Give the number of lines in the entries that contain "JSON". State only the count.

* [Extracts from a graphics dataset]
────

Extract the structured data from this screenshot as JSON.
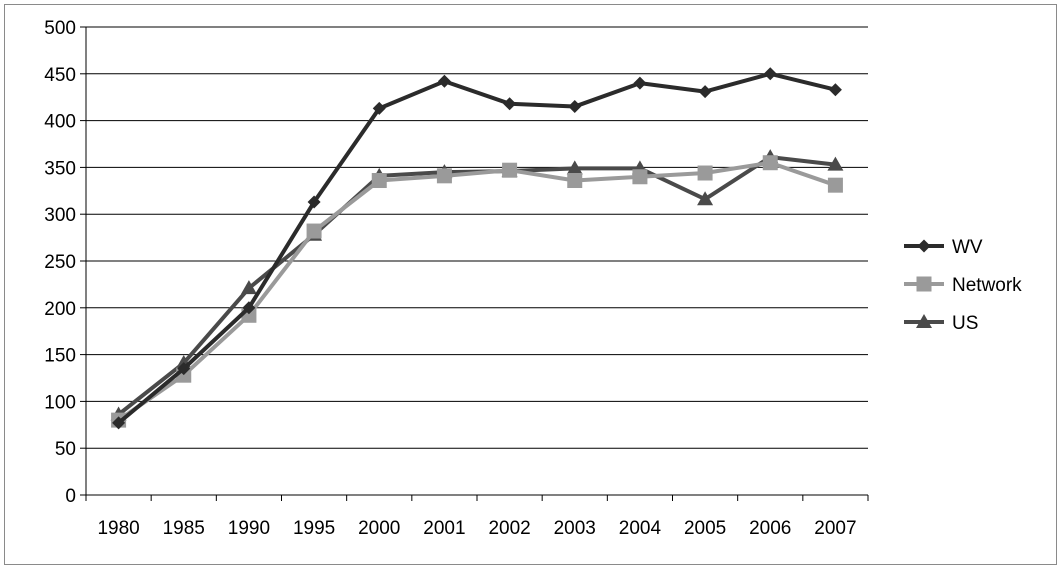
{
  "chart_data": {
    "type": "line",
    "title": "",
    "xlabel": "",
    "ylabel": "",
    "categories": [
      "1980",
      "1985",
      "1990",
      "1995",
      "2000",
      "2001",
      "2002",
      "2003",
      "2004",
      "2005",
      "2006",
      "2007"
    ],
    "ylim": [
      0,
      500
    ],
    "yticks": [
      "0",
      "50",
      "100",
      "150",
      "200",
      "250",
      "300",
      "350",
      "400",
      "450",
      "500"
    ],
    "grid": true,
    "legend_position": "right",
    "series": [
      {
        "name": "WV",
        "marker": "diamond",
        "color": "#2b2b2b",
        "values": [
          77,
          135,
          200,
          313,
          413,
          442,
          418,
          415,
          440,
          431,
          450,
          433
        ]
      },
      {
        "name": "Network",
        "marker": "square",
        "color": "#9a9a9a",
        "values": [
          80,
          128,
          192,
          282,
          336,
          341,
          347,
          336,
          340,
          344,
          355,
          331
        ]
      },
      {
        "name": "US",
        "marker": "triangle",
        "color": "#4a4a4a",
        "values": [
          86,
          141,
          221,
          278,
          341,
          345,
          346,
          349,
          349,
          316,
          361,
          353
        ]
      }
    ]
  }
}
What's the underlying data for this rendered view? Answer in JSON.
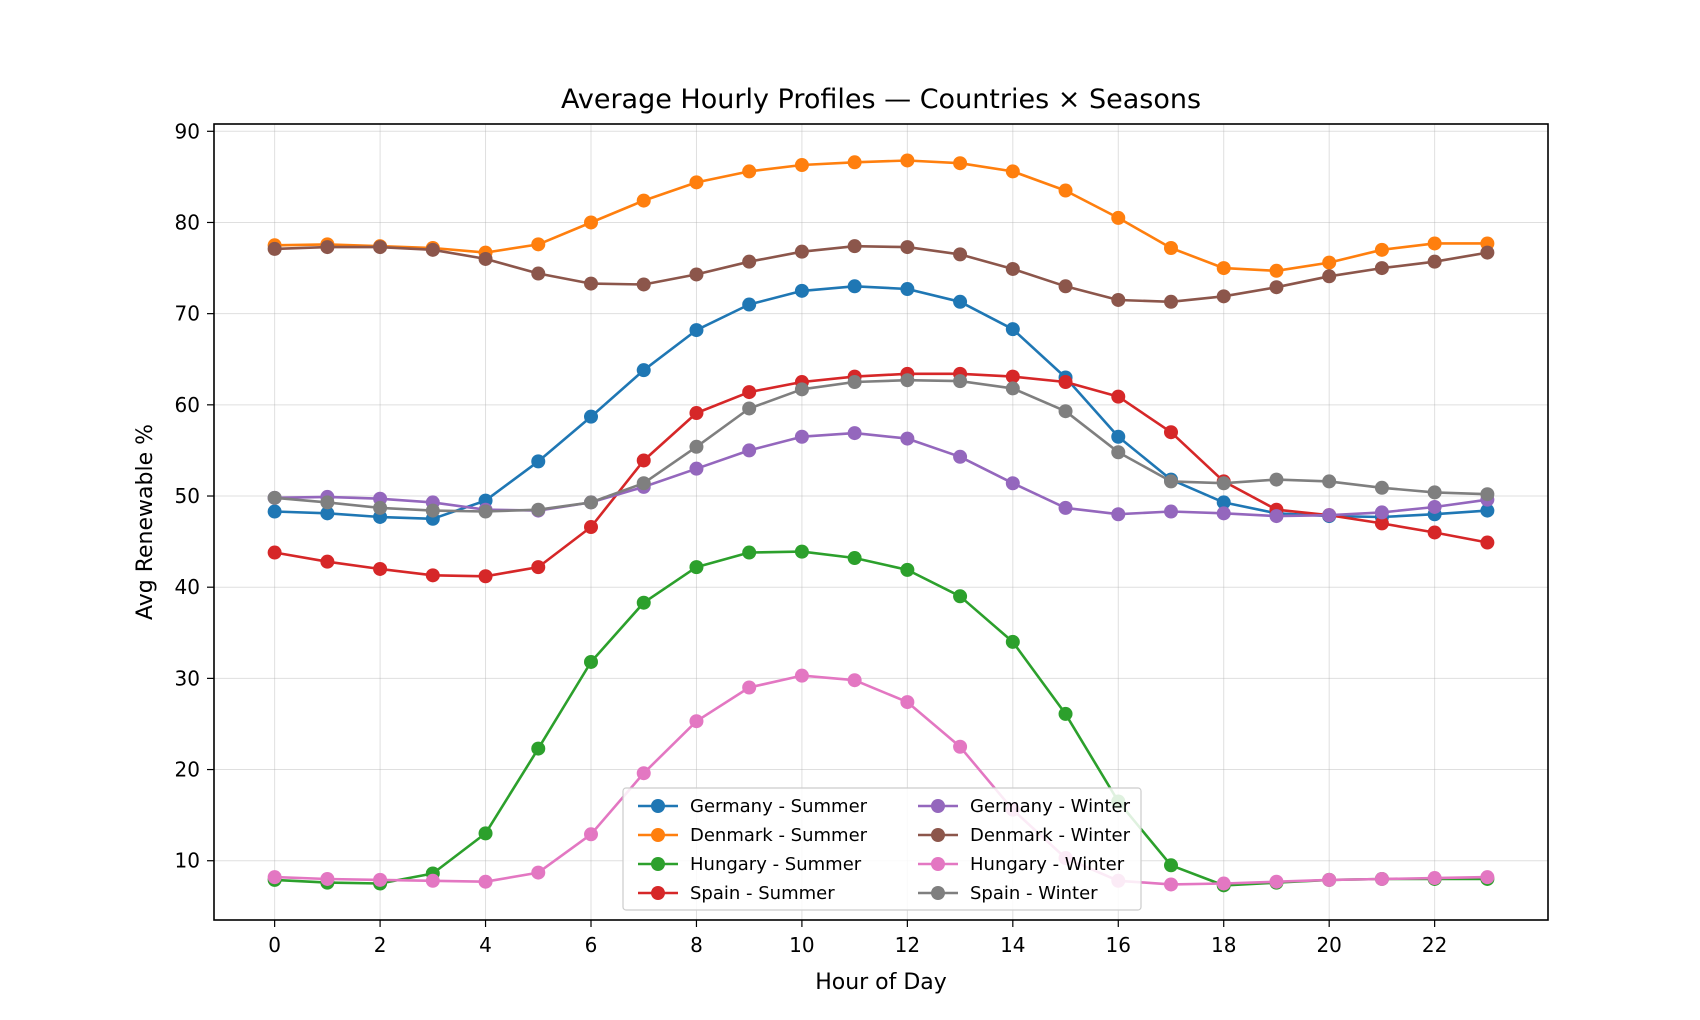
{
  "chart_data": {
    "type": "line",
    "title": "Average Hourly Profiles — Countries × Seasons",
    "xlabel": "Hour of Day",
    "ylabel": "Avg Renewable %",
    "xlim": [
      -1.15,
      24.15
    ],
    "ylim": [
      3.5,
      90.8
    ],
    "xticks": [
      0,
      2,
      4,
      6,
      8,
      10,
      12,
      14,
      16,
      18,
      20,
      22
    ],
    "yticks": [
      10,
      20,
      30,
      40,
      50,
      60,
      70,
      80,
      90
    ],
    "grid": true,
    "legend_position": "lower-center",
    "x": [
      0,
      1,
      2,
      3,
      4,
      5,
      6,
      7,
      8,
      9,
      10,
      11,
      12,
      13,
      14,
      15,
      16,
      17,
      18,
      19,
      20,
      21,
      22,
      23
    ],
    "series": [
      {
        "name": "Germany - Summer",
        "color": "#1f77b4",
        "values": [
          48.3,
          48.1,
          47.7,
          47.5,
          49.5,
          53.8,
          58.7,
          63.8,
          68.2,
          71.0,
          72.5,
          73.0,
          72.7,
          71.3,
          68.3,
          63.0,
          56.5,
          51.8,
          49.3,
          48.1,
          47.8,
          47.7,
          48.0,
          48.4
        ]
      },
      {
        "name": "Denmark - Summer",
        "color": "#ff7f0e",
        "values": [
          77.5,
          77.6,
          77.4,
          77.2,
          76.7,
          77.6,
          80.0,
          82.4,
          84.4,
          85.6,
          86.3,
          86.6,
          86.8,
          86.5,
          85.6,
          83.5,
          80.5,
          77.2,
          75.0,
          74.7,
          75.6,
          77.0,
          77.7,
          77.7
        ]
      },
      {
        "name": "Hungary - Summer",
        "color": "#2ca02c",
        "values": [
          7.9,
          7.6,
          7.5,
          8.6,
          13.0,
          22.3,
          31.8,
          38.3,
          42.2,
          43.8,
          43.9,
          43.2,
          41.9,
          39.0,
          34.0,
          26.1,
          16.5,
          9.5,
          7.3,
          7.6,
          7.9,
          8.0,
          8.0,
          8.0
        ]
      },
      {
        "name": "Spain - Summer",
        "color": "#d62728",
        "values": [
          43.8,
          42.8,
          42.0,
          41.3,
          41.2,
          42.2,
          46.6,
          53.9,
          59.1,
          61.4,
          62.5,
          63.1,
          63.4,
          63.4,
          63.1,
          62.5,
          60.9,
          57.0,
          51.6,
          48.5,
          47.9,
          47.0,
          46.0,
          44.9
        ]
      },
      {
        "name": "Germany - Winter",
        "color": "#9467bd",
        "values": [
          49.8,
          49.9,
          49.7,
          49.3,
          48.5,
          48.4,
          49.3,
          51.0,
          53.0,
          55.0,
          56.5,
          56.9,
          56.3,
          54.3,
          51.4,
          48.7,
          48.0,
          48.3,
          48.1,
          47.8,
          47.9,
          48.2,
          48.8,
          49.6
        ]
      },
      {
        "name": "Denmark - Winter",
        "color": "#8c564b",
        "values": [
          77.1,
          77.3,
          77.3,
          77.0,
          76.0,
          74.4,
          73.3,
          73.2,
          74.3,
          75.7,
          76.8,
          77.4,
          77.3,
          76.5,
          74.9,
          73.0,
          71.5,
          71.3,
          71.9,
          72.9,
          74.1,
          75.0,
          75.7,
          76.7
        ]
      },
      {
        "name": "Hungary - Winter",
        "color": "#e377c2",
        "values": [
          8.2,
          8.0,
          7.9,
          7.8,
          7.7,
          8.7,
          12.9,
          19.6,
          25.3,
          29.0,
          30.3,
          29.8,
          27.4,
          22.5,
          15.6,
          10.3,
          7.8,
          7.4,
          7.5,
          7.7,
          7.9,
          8.0,
          8.1,
          8.2
        ]
      },
      {
        "name": "Spain - Winter",
        "color": "#7f7f7f",
        "values": [
          49.8,
          49.3,
          48.7,
          48.4,
          48.3,
          48.5,
          49.3,
          51.4,
          55.4,
          59.6,
          61.7,
          62.5,
          62.7,
          62.6,
          61.8,
          59.3,
          54.8,
          51.6,
          51.4,
          51.8,
          51.6,
          50.9,
          50.4,
          50.2
        ]
      }
    ]
  }
}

────

* [Task response] 2